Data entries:

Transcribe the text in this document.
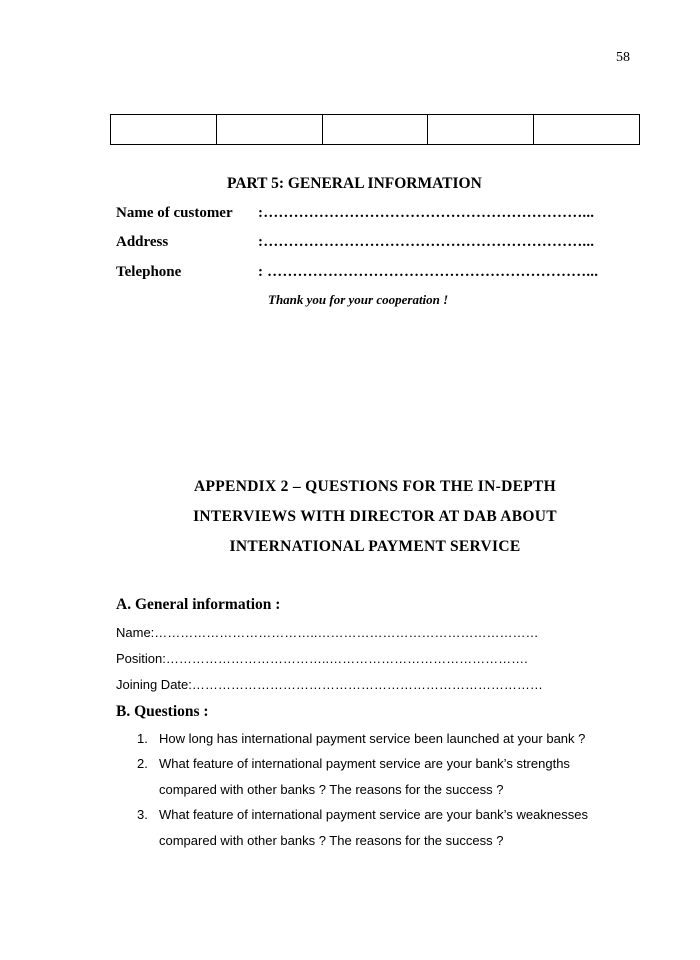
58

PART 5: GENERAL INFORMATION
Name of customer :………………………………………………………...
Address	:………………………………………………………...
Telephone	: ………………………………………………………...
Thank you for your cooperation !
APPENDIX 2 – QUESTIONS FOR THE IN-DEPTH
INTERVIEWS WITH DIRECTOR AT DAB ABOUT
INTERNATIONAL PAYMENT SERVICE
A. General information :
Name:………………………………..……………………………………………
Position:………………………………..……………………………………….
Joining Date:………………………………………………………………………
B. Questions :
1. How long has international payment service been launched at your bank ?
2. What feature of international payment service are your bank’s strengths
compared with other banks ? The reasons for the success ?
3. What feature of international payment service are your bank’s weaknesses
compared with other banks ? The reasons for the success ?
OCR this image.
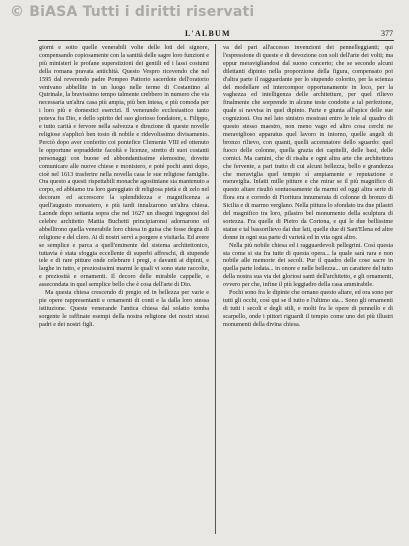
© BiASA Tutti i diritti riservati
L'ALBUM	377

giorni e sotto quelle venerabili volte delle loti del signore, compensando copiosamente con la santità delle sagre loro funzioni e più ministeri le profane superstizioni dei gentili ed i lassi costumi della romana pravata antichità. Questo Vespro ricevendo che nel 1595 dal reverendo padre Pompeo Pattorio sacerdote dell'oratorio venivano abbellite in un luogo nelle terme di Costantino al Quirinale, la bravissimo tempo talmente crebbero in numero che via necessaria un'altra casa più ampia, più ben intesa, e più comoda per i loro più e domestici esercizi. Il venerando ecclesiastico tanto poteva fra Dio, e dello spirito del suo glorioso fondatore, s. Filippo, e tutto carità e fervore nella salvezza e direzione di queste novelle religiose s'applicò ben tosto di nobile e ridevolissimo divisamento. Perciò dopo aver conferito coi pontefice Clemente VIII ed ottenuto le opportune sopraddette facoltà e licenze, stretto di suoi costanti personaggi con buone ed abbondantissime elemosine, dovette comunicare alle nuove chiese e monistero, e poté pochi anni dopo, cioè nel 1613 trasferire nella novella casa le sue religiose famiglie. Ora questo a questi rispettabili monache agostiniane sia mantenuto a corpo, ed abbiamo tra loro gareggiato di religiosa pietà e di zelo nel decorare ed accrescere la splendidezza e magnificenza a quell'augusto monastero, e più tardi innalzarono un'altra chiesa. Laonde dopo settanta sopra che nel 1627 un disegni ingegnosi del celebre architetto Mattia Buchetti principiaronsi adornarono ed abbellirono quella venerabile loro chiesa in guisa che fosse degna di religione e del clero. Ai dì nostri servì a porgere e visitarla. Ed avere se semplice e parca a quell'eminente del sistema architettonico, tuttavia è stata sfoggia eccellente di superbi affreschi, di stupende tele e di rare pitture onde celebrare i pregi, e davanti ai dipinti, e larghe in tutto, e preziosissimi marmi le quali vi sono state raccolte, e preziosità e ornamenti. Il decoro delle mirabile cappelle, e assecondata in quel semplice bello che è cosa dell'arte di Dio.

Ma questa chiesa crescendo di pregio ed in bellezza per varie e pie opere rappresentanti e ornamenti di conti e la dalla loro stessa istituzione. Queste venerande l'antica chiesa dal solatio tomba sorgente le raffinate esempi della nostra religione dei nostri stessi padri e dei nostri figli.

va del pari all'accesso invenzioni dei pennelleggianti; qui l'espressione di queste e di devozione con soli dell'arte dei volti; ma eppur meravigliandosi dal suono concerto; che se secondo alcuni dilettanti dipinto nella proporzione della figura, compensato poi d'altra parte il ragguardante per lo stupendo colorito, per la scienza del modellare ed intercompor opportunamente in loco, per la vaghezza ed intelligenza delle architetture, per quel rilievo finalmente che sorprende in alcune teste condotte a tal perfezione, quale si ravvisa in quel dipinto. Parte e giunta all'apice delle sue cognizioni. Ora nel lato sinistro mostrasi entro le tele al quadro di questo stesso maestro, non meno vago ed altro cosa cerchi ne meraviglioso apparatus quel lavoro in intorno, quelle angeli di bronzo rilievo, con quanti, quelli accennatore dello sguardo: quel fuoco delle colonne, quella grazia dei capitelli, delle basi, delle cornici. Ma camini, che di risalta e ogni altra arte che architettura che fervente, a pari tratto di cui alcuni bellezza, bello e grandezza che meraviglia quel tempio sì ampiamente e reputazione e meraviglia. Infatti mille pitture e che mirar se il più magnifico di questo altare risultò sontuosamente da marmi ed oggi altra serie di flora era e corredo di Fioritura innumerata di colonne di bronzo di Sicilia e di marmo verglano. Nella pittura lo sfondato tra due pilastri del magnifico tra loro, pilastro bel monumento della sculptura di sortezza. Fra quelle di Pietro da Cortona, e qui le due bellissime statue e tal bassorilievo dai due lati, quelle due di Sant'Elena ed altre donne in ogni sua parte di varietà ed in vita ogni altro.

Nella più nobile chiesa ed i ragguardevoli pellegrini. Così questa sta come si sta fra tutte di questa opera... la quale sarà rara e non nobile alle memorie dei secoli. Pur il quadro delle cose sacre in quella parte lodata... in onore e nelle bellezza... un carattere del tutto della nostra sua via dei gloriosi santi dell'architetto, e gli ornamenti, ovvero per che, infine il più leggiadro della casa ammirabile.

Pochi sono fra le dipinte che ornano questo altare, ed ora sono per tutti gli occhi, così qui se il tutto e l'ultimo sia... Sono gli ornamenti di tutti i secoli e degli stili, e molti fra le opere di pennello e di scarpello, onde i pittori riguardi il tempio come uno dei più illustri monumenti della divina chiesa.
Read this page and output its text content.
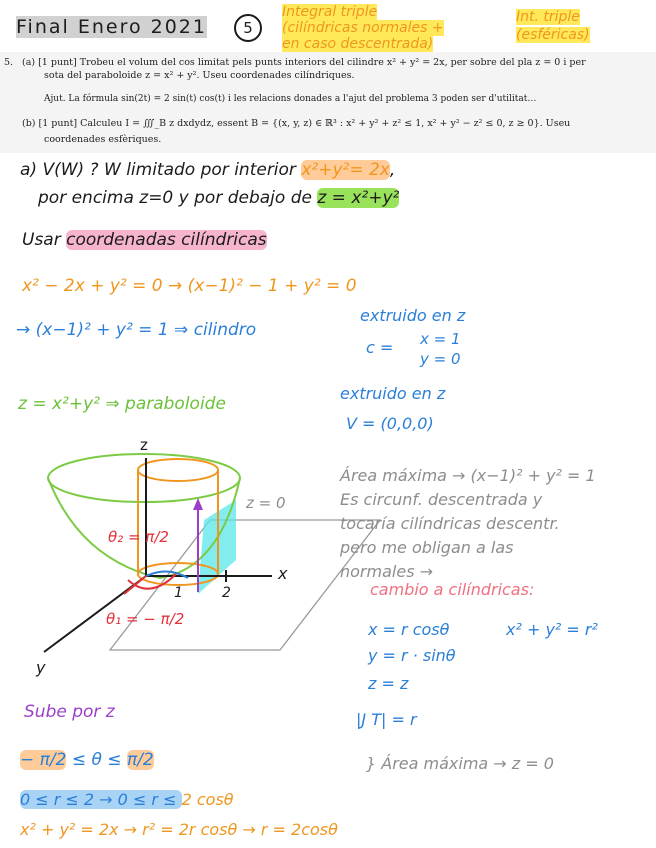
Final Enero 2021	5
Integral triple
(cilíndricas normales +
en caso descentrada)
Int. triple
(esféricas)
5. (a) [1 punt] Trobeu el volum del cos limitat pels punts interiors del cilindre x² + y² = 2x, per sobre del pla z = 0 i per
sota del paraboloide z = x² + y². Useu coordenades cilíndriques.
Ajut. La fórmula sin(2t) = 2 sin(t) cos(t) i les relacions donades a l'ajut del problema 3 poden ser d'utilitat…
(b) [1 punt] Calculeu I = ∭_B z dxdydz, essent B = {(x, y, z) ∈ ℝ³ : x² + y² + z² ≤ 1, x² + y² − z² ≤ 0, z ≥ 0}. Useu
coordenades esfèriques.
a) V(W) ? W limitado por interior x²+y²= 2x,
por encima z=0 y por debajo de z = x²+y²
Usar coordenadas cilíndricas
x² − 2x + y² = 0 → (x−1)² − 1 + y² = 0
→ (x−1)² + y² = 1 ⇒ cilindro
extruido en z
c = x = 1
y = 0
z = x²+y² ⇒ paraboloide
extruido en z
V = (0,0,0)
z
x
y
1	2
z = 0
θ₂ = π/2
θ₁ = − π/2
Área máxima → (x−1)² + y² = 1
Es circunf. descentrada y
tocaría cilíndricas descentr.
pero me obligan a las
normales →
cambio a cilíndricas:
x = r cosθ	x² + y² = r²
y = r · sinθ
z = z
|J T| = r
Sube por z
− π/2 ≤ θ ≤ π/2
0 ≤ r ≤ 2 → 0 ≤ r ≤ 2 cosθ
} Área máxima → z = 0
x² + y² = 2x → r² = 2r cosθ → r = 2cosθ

→ Exercise brief
From the listing, copy every line where the string "this" appears.

→ Exercise answer
Transcribe the text in this document.
OCR this image.
Read this page and output its text content.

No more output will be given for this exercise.